**WRITTEN EXERCISE:**
Please write the listing below out again exactly, leaving every picture behind.
** Start of AVAILABLE DATA **
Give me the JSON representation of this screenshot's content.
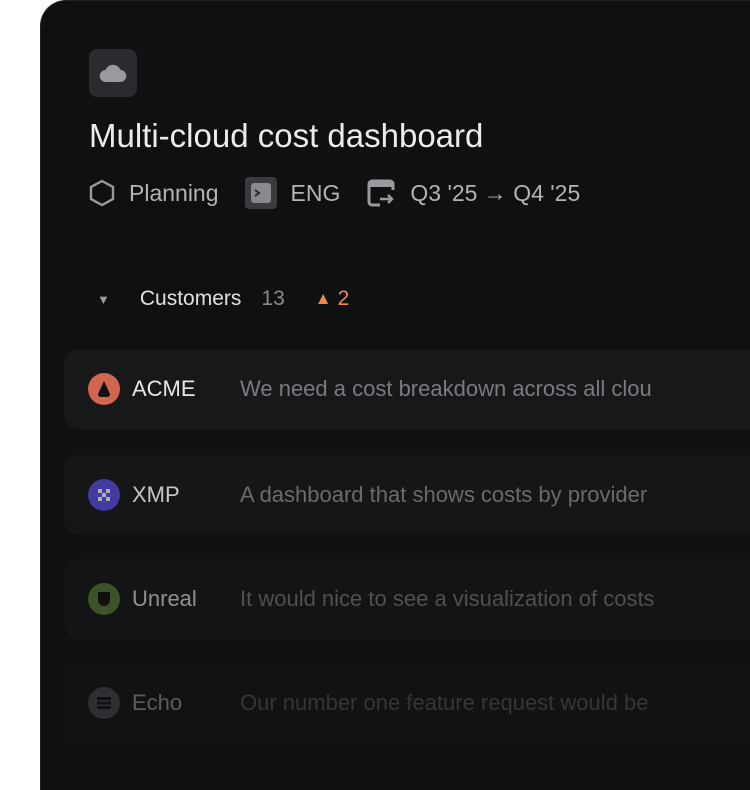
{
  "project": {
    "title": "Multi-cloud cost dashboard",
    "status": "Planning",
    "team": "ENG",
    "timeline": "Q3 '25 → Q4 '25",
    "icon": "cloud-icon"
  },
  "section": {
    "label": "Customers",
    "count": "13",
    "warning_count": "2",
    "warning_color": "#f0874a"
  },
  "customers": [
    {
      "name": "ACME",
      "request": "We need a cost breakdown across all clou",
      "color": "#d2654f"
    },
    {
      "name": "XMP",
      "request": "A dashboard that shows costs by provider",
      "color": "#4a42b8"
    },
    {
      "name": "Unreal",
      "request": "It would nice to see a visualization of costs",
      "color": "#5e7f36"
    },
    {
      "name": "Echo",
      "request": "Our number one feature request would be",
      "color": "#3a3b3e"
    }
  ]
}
** End of AVAILABLE DATA **
**FULL ANSWER:**
Give me the JSON representation of this screenshot's content.
{
  "project": {
    "title": "Multi-cloud cost dashboard",
    "status": "Planning",
    "team": "ENG",
    "timeline": "Q3 '25 → Q4 '25",
    "icon": "cloud-icon"
  },
  "section": {
    "label": "Customers",
    "count": "13",
    "warning_count": "2",
    "warning_color": "#f0874a"
  },
  "customers": [
    {
      "name": "ACME",
      "request": "We need a cost breakdown across all clou",
      "color": "#d2654f"
    },
    {
      "name": "XMP",
      "request": "A dashboard that shows costs by provider",
      "color": "#4a42b8"
    },
    {
      "name": "Unreal",
      "request": "It would nice to see a visualization of costs",
      "color": "#5e7f36"
    },
    {
      "name": "Echo",
      "request": "Our number one feature request would be",
      "color": "#3a3b3e"
    }
  ]
}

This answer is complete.